* _Given task_: Report every line in the material below that contains the string "multiplier", copying each such line in full.

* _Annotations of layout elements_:

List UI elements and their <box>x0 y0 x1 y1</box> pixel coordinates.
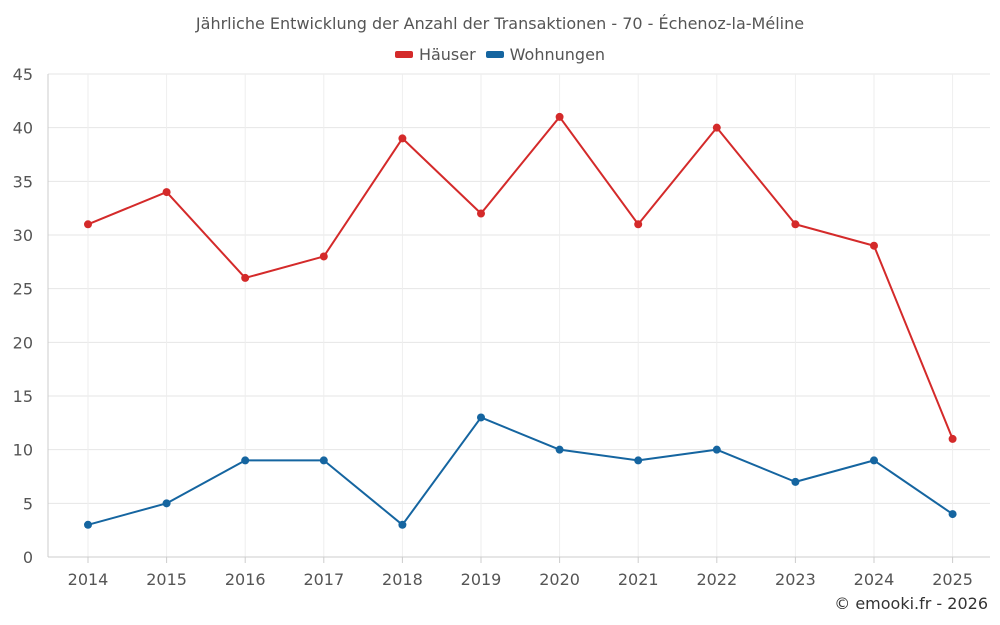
y-tick-label: 15 <box>13 387 33 406</box>
x-tick-label: 2016 <box>225 570 266 589</box>
data-point-0 <box>791 220 800 229</box>
y-tick-label: 10 <box>13 441 33 460</box>
series-line-1 <box>87 416 954 526</box>
data-point-1 <box>477 413 485 422</box>
credit-text: © emooki.fr - 2026 <box>834 594 988 613</box>
legend-label-haeuser: Häuser <box>418 45 476 64</box>
y-tick-label: 30 <box>13 226 33 245</box>
data-point-1 <box>555 445 564 454</box>
y-tick-label: 5 <box>23 494 33 513</box>
data-point-1 <box>84 520 92 529</box>
y-tick-label: 25 <box>13 280 33 299</box>
data-point-1 <box>634 456 643 465</box>
data-point-1 <box>948 510 957 519</box>
x-tick-label: 2025 <box>932 570 973 589</box>
data-point-0 <box>477 209 485 218</box>
data-point-0 <box>948 434 957 443</box>
y-tick-label: 0 <box>23 548 33 567</box>
y-tick-label: 35 <box>13 172 33 191</box>
data-point-0 <box>712 123 721 132</box>
x-tick-label: 2024 <box>854 570 895 589</box>
data-point-1 <box>398 520 407 529</box>
x-tick-label: 2018 <box>382 570 423 589</box>
data-point-1 <box>712 445 721 454</box>
data-point-1 <box>791 477 800 486</box>
data-point-0 <box>634 220 643 229</box>
series-line-0 <box>87 115 954 440</box>
x-tick-label: 2014 <box>68 570 109 589</box>
data-point-0 <box>398 134 407 143</box>
legend-item-wohnungen[interactable]: Wohnungen <box>485 45 606 64</box>
data-point-1 <box>319 456 328 465</box>
chart-legend: Häuser Wohnungen <box>0 45 1000 64</box>
x-tick-label: 2015 <box>146 570 187 589</box>
data-point-0 <box>241 273 250 282</box>
data-point-0 <box>870 241 878 250</box>
data-point-1 <box>241 456 250 465</box>
x-tick-label: 2020 <box>539 570 580 589</box>
chart-title: Jährliche Entwicklung der Anzahl der Tra… <box>195 14 805 33</box>
y-tick-label: 40 <box>13 119 33 138</box>
data-point-0 <box>84 220 92 229</box>
legend-swatch-wohnungen <box>485 51 504 58</box>
data-point-0 <box>162 188 171 197</box>
x-tick-label: 2021 <box>618 570 659 589</box>
legend-item-haeuser[interactable]: Häuser <box>394 45 476 64</box>
y-tick-label: 20 <box>13 333 33 352</box>
data-point-1 <box>162 499 171 508</box>
data-point-0 <box>555 112 564 121</box>
x-tick-label: 2022 <box>696 570 737 589</box>
legend-swatch-haeuser <box>394 51 413 58</box>
x-tick-label: 2019 <box>461 570 502 589</box>
x-tick-label: 2017 <box>303 570 344 589</box>
legend-label-wohnungen: Wohnungen <box>509 45 606 64</box>
data-point-0 <box>319 252 328 261</box>
x-tick-label: 2023 <box>775 570 816 589</box>
data-point-1 <box>870 456 878 465</box>
y-tick-label: 45 <box>13 65 33 84</box>
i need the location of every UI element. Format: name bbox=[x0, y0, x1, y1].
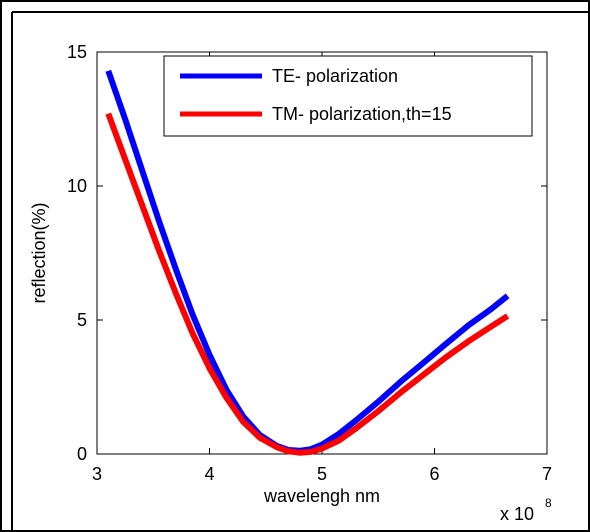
y-tick-label: 10 bbox=[67, 176, 87, 196]
x-tick-label: 4 bbox=[204, 464, 214, 484]
legend: TE- polarization TM- polarization,th=15 bbox=[163, 55, 533, 137]
y-tick-label: 15 bbox=[67, 42, 87, 62]
x-axis-label: wavelengh nm bbox=[263, 486, 380, 506]
x-axis-multiplier-exponent: 8 bbox=[545, 496, 552, 510]
series-layer bbox=[105, 69, 510, 456]
x-tick-label: 7 bbox=[542, 464, 552, 484]
x-tick-label: 5 bbox=[317, 464, 327, 484]
legend-box bbox=[163, 55, 533, 137]
ticks-layer: 3 4 5 6 7 0 5 10 15 bbox=[67, 42, 552, 484]
y-tick-label: 0 bbox=[77, 444, 87, 464]
y-axis-label: reflection(%) bbox=[29, 202, 49, 303]
x-axis-multiplier: x 10 bbox=[500, 504, 534, 524]
y-tick-label: 5 bbox=[77, 310, 87, 330]
legend-label-tm: TM- polarization,th=15 bbox=[272, 104, 452, 124]
x-tick-label: 3 bbox=[92, 464, 102, 484]
series-line-1 bbox=[105, 112, 510, 456]
legend-label-te: TE- polarization bbox=[272, 66, 398, 86]
x-tick-label: 6 bbox=[429, 464, 439, 484]
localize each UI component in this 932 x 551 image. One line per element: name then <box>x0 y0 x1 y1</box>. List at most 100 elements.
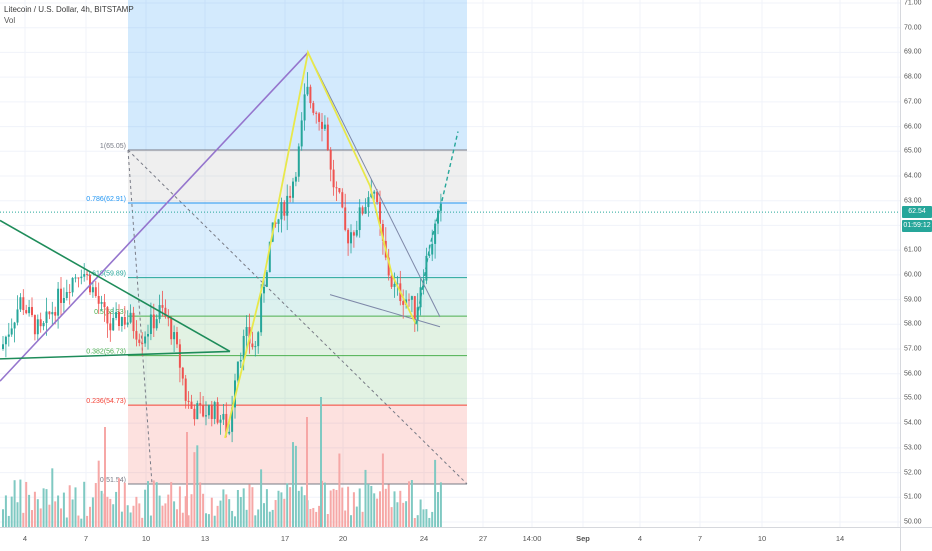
volume-bar <box>265 489 268 527</box>
fib-level-label: 0.618(59.89) <box>86 271 126 278</box>
time-tick-label: 10 <box>141 534 151 543</box>
candle-body <box>138 339 141 343</box>
candle-body <box>318 113 321 122</box>
volume-bar <box>323 482 326 527</box>
volume-bar <box>292 442 294 527</box>
volume-bar <box>60 508 62 527</box>
time-tick-label: 20 <box>338 534 348 543</box>
candles[interactable] <box>2 72 442 443</box>
volume-bar <box>231 510 234 527</box>
fib-zone <box>128 202 467 278</box>
volume-bar <box>135 496 138 527</box>
volume-bar <box>36 499 39 527</box>
volume-bar <box>350 515 352 527</box>
volume-bar <box>54 501 57 527</box>
trend-line-green-flat <box>0 350 231 360</box>
candle-body <box>402 301 405 305</box>
candle-body <box>263 286 265 294</box>
candle-body <box>408 299 410 301</box>
candle-body <box>361 207 364 214</box>
candle-body <box>347 229 350 244</box>
candle-body <box>315 112 318 114</box>
candle-body <box>329 149 332 170</box>
time-axis[interactable]: 4 7 10 13 17 20 24 27 14:00 Sep 4 7 10 14 <box>0 527 900 551</box>
candle-body <box>231 407 234 432</box>
volume-bar <box>120 511 123 527</box>
volume-bar <box>367 484 370 527</box>
time-tick-label: 14 <box>835 534 845 543</box>
candle-body <box>352 232 355 236</box>
volume-bar <box>161 505 164 527</box>
volume-bar <box>408 481 410 527</box>
candle-body <box>68 292 71 294</box>
fib-trend-line <box>127 149 468 485</box>
volume-bar <box>297 490 300 527</box>
price-tick-label: 60.00 <box>904 271 922 279</box>
candle-body <box>62 298 65 303</box>
volume-bar <box>387 484 390 527</box>
volume-bar <box>186 432 188 527</box>
volume-bar <box>248 484 251 527</box>
volume-bar <box>335 489 338 527</box>
candle-body <box>152 314 155 329</box>
candle-body <box>294 176 297 182</box>
volume-bar <box>263 503 265 527</box>
volume-bar <box>170 482 173 527</box>
price-tick-label: 69.00 <box>904 48 922 56</box>
price-axis[interactable]: 71.00 70.00 69.00 68.00 67.00 66.00 65.00 64.00… <box>900 0 932 527</box>
candle-body <box>83 274 86 277</box>
volume-bar <box>80 518 83 527</box>
volume-bar <box>173 501 176 527</box>
price-tick-label: 61.00 <box>904 246 922 254</box>
candle-body <box>245 327 248 336</box>
candle-body <box>242 335 245 360</box>
trend-line-purple <box>0 51 309 382</box>
volume-bar <box>329 490 332 527</box>
candle-body <box>268 241 271 273</box>
candle-body <box>71 277 74 293</box>
candle-body <box>135 331 138 340</box>
candle-body <box>251 343 254 348</box>
candle-body <box>54 312 57 316</box>
volume-bar <box>254 515 257 527</box>
candle-body <box>4 336 7 345</box>
volume-bar <box>225 494 228 527</box>
price-tick-label: 50.00 <box>904 518 922 526</box>
volume-bar <box>68 485 71 527</box>
volume-bar <box>155 482 158 527</box>
candle-body <box>379 201 381 225</box>
candle-body <box>176 332 178 345</box>
volume-bar <box>416 515 419 527</box>
time-tick-label: 10 <box>757 534 767 543</box>
candle-body <box>77 277 80 279</box>
volume-bar <box>109 498 112 527</box>
price-tick-label: 58.00 <box>904 320 922 328</box>
trend-line-green-down <box>0 219 231 353</box>
volume-bar <box>147 481 149 527</box>
candle-body <box>196 403 199 420</box>
volume-bar <box>104 427 106 527</box>
price-chart[interactable]: 1(65.05)0.786(62.91)0.618(59.89)0.5(58.3… <box>0 0 900 527</box>
fib-zone <box>128 405 467 484</box>
drawings[interactable] <box>0 49 459 439</box>
time-tick-label: Sep <box>576 534 590 543</box>
candle-body <box>358 207 361 231</box>
candle-body <box>132 312 135 332</box>
candle-body <box>13 322 16 329</box>
volume-indicator-label[interactable]: Vol <box>4 16 16 25</box>
chart-area[interactable]: 1(65.05)0.786(62.91)0.618(59.89)0.5(58.3… <box>0 0 900 527</box>
volume-bar <box>149 515 152 527</box>
candle-body <box>80 276 83 279</box>
symbol-title[interactable]: Litecoin / U.S. Dollar, 4h, BITSTAMP <box>4 5 134 14</box>
volume-bar <box>152 480 155 527</box>
volume-bar <box>236 490 239 527</box>
candle-body <box>292 181 294 198</box>
volume-bar <box>422 509 425 527</box>
volume-bar <box>347 486 350 527</box>
volume-bar <box>341 487 344 527</box>
fib-level-label: 1(65.05) <box>100 143 126 150</box>
volume-bar <box>71 499 74 527</box>
volume-bar <box>277 490 280 527</box>
candle-body <box>410 296 413 300</box>
volume-bar <box>393 491 396 527</box>
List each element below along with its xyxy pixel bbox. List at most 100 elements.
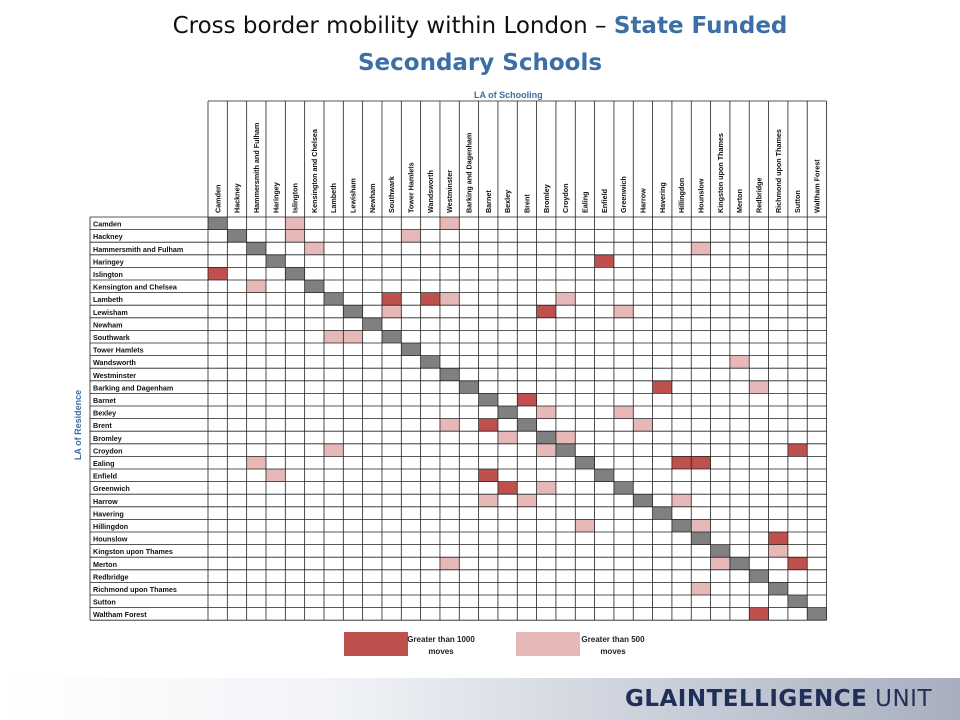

* _Exercise result_:
x-axis-multiplier-exponent: 8 bbox=[545, 496, 552, 510]
x-axis-multiplier: x 10 bbox=[500, 504, 534, 524]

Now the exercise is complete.